Leave out the pictures and copy everything else below exactly.

- **INPUT DATA**
※

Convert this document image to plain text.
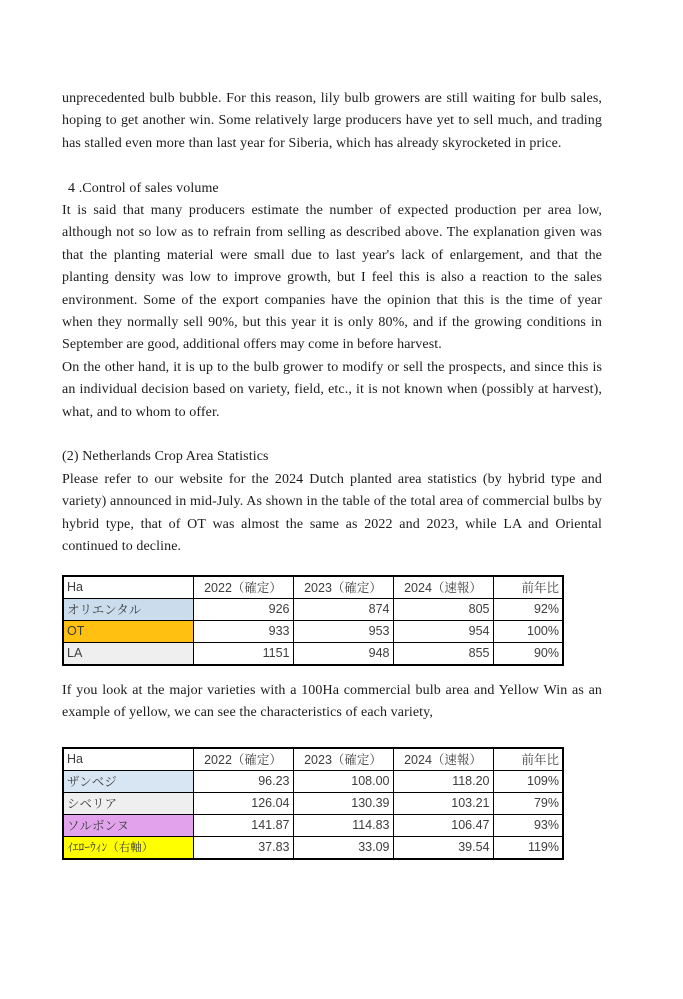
unprecedented bulb bubble. For this reason, lily bulb growers are still waiting for bulb sales, hoping to get another win. Some relatively large producers have yet to sell much, and trading has stalled even more than last year for Siberia, which has already skyrocketed in price.

4 .Control of sales volume

It is said that many producers estimate the number of expected production per area low, although not so low as to refrain from selling as described above. The explanation given was that the planting material were small due to last year's lack of enlargement, and that the planting density was low to improve growth, but I feel this is also a reaction to the sales environment. Some of the export companies have the opinion that this is the time of year when they normally sell 90%, but this year it is only 80%, and if the growing conditions in September are good, additional offers may come in before harvest.

On the other hand, it is up to the bulb grower to modify or sell the prospects, and since this is an individual decision based on variety, field, etc., it is not known when (possibly at harvest), what, and to whom to offer.

(2) Netherlands Crop Area Statistics

Please refer to our website for the 2024 Dutch planted area statistics (by hybrid type and variety) announced in mid-July. As shown in the table of the total area of commercial bulbs by hybrid type, that of OT was almost the same as 2022 and 2023, while LA and Oriental continued to decline.

Ha	2022（確定）	2023（確定）	2024（速報）	前年比
オリエンタル	926	874	805	92%
OT	933	953	954	100%
LA	1151	948	855	90%

If you look at the major varieties with a 100Ha commercial bulb area and Yellow Win as an example of yellow, we can see the characteristics of each variety,

Ha	2022（確定）	2023（確定）	2024（速報）	前年比
ザンベジ	96.23	108.00	118.20	109%
シベリア	126.04	130.39	103.21	79%
ソルボンヌ	141.87	114.83	106.47	93%
ｲｴﾛｰｳｨﾝ（右軸）	37.83	33.09	39.54	119%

※

- **RESULT BELOW**
Convert this document image to plain text.
unprecedented bulb bubble. For this reason, lily bulb growers are still waiting for bulb sales, hoping to get another win. Some relatively large producers have yet to sell much, and trading has stalled even more than last year for Siberia, which has already skyrocketed in price.

4 .Control of sales volume

It is said that many producers estimate the number of expected production per area low, although not so low as to refrain from selling as described above. The explanation given was that the planting material were small due to last year's lack of enlargement, and that the planting density was low to improve growth, but I feel this is also a reaction to the sales environment. Some of the export companies have the opinion that this is the time of year when they normally sell 90%, but this year it is only 80%, and if the growing conditions in September are good, additional offers may come in before harvest.

On the other hand, it is up to the bulb grower to modify or sell the prospects, and since this is an individual decision based on variety, field, etc., it is not known when (possibly at harvest), what, and to whom to offer.

(2) Netherlands Crop Area Statistics

Please refer to our website for the 2024 Dutch planted area statistics (by hybrid type and variety) announced in mid-July. As shown in the table of the total area of commercial bulbs by hybrid type, that of OT was almost the same as 2022 and 2023, while LA and Oriental continued to decline.

Ha	2022（確定）	2023（確定）	2024（速報）	前年比
オリエンタル	926	874	805	92%
OT	933	953	954	100%
LA	1151	948	855	90%

If you look at the major varieties with a 100Ha commercial bulb area and Yellow Win as an example of yellow, we can see the characteristics of each variety,

Ha	2022（確定）	2023（確定）	2024（速報）	前年比
ザンベジ	96.23	108.00	118.20	109%
シベリア	126.04	130.39	103.21	79%
ソルボンヌ	141.87	114.83	106.47	93%
ｲｴﾛｰｳｨﾝ（右軸）	37.83	33.09	39.54	119%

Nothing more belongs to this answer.